Arrange the items from the line containing "List all visible" through the line containing "242, 138, 253]", inclusive, as a two-column CSV headed input and output. Give one row per item, with its text and its answer each in a single quoted field, replace line breaks with spaces, and omit the pictures.

Records shown:
/---

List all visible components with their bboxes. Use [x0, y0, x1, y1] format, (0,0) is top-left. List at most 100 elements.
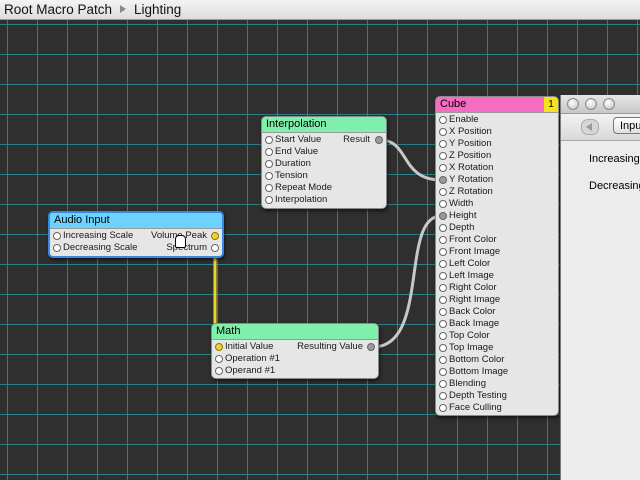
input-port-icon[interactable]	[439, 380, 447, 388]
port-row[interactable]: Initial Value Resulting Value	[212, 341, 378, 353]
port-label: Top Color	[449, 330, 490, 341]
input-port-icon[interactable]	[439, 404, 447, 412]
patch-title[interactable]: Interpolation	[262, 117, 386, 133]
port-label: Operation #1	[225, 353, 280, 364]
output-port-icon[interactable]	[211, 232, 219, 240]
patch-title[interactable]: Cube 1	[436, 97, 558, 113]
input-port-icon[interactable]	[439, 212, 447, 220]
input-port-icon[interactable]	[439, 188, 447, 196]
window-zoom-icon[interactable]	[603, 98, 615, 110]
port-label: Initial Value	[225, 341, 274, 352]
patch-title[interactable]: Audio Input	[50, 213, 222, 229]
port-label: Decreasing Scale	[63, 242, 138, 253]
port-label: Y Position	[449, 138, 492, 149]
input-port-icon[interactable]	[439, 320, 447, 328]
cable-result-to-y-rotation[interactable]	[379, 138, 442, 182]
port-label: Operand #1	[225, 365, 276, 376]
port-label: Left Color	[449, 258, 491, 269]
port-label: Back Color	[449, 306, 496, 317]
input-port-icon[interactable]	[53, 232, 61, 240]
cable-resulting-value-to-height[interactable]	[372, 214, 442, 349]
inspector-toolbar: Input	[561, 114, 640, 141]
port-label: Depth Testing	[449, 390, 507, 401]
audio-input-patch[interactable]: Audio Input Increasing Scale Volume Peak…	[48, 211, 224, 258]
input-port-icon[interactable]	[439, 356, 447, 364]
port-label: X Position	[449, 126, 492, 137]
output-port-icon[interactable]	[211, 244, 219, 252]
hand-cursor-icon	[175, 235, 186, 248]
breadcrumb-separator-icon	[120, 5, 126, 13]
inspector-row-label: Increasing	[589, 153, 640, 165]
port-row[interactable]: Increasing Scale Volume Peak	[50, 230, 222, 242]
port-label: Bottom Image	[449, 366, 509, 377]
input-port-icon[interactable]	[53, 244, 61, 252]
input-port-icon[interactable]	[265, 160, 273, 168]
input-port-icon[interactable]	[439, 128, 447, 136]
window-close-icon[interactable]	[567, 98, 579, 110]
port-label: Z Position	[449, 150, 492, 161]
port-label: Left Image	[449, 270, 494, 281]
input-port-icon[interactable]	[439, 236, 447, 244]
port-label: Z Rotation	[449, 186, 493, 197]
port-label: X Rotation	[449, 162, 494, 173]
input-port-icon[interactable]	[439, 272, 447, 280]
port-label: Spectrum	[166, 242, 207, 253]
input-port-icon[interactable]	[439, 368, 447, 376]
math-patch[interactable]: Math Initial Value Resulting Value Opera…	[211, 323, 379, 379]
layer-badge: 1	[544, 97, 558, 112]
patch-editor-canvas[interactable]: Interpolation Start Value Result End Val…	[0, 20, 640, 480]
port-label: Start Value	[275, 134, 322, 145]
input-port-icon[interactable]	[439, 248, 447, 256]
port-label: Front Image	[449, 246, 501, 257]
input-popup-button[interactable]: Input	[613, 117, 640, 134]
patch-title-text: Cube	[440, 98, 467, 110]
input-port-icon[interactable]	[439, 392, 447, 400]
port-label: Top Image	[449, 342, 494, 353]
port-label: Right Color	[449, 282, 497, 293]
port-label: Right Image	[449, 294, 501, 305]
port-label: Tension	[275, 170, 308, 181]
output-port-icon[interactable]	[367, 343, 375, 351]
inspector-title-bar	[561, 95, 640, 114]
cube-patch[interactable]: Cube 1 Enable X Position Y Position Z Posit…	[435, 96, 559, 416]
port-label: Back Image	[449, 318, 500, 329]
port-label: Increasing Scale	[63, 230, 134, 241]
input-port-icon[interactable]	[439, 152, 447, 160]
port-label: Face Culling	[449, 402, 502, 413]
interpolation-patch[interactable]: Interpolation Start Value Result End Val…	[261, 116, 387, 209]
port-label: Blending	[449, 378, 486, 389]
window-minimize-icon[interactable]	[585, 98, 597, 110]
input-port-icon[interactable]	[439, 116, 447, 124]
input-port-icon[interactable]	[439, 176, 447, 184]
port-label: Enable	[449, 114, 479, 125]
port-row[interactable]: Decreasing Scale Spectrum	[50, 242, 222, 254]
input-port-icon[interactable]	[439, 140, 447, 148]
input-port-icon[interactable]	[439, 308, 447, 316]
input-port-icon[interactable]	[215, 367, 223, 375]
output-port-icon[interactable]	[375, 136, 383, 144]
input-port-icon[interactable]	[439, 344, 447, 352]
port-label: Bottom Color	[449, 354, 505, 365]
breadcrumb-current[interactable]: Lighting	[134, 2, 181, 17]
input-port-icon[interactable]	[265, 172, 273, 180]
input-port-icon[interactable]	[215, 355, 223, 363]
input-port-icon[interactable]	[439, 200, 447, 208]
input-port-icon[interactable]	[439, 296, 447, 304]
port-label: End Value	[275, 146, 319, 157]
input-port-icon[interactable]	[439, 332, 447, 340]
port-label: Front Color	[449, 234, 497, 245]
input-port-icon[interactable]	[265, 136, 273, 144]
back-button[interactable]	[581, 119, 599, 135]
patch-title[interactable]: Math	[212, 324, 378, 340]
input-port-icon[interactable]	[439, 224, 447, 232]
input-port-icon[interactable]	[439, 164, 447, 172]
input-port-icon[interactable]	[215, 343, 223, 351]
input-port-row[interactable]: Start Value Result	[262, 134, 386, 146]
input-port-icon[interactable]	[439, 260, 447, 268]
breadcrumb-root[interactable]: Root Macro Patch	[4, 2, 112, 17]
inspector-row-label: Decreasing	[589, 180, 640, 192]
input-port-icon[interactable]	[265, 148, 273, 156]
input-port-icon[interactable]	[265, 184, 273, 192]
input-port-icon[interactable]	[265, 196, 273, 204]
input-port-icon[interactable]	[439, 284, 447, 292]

\---
/---

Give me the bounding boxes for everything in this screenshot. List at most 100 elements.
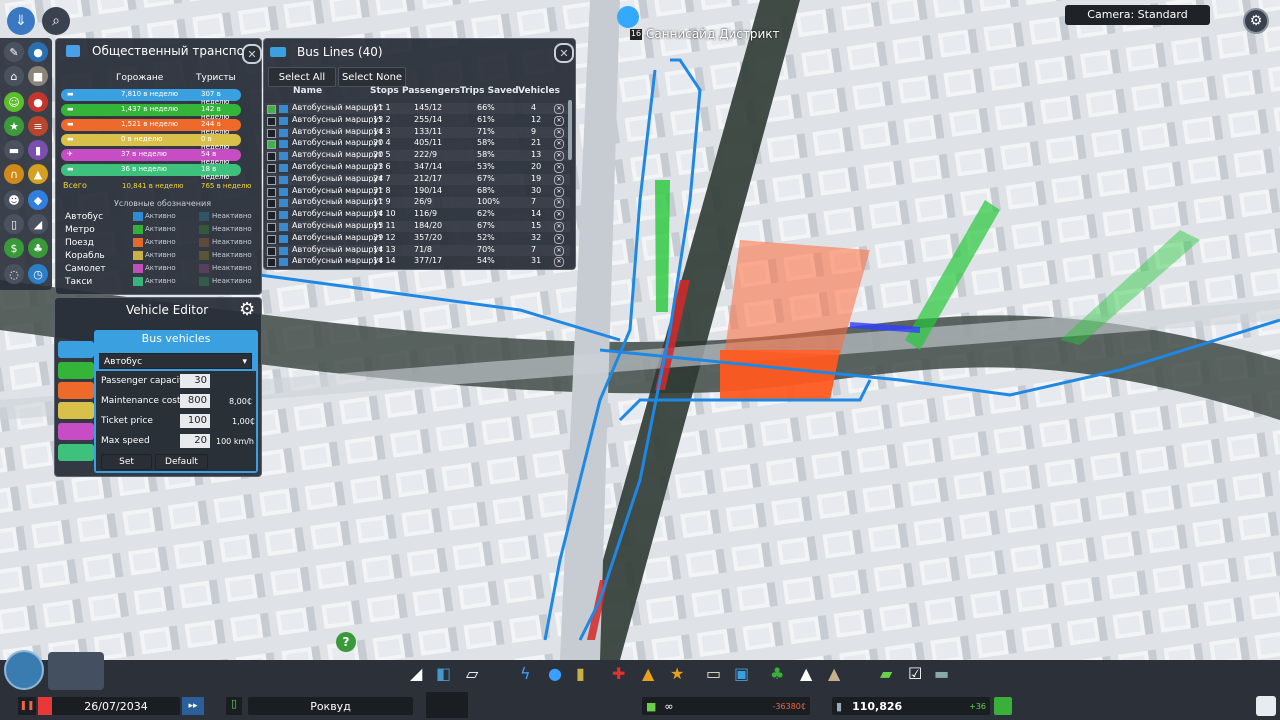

\---

Written response:
input,output
"List all visible components with their bboxes. Use [x0, y0, x1, y1] format, (0,0) is top-left. List at most 100 elements.","input-port-icon[interactable]	[439, 380, 447, 388] port-row[interactable]: Initial Value Resulting Value	[212, 341, 378, 353] port-label: Top Color	[449, 330, 490, 341] input-port-icon[interactable]	[439, 404, 447, 412] patch-title[interactable]: Interpolation	[262, 117, 386, 133] port-label: Operation #1	[225, 353, 280, 364] output-port-icon[interactable]	[211, 232, 219, 240] patch-title[interactable]: Cube 1	[436, 97, 558, 113] input-port-icon[interactable]	[439, 212, 447, 220] input-port-icon[interactable]	[439, 188, 447, 196] window-zoom-icon[interactable]	[603, 98, 615, 110] port-label: Initial Value	[225, 341, 274, 352] patch-title[interactable]: Audio Input	[50, 213, 222, 229] port-label: Decreasing Scale	[63, 242, 138, 253]"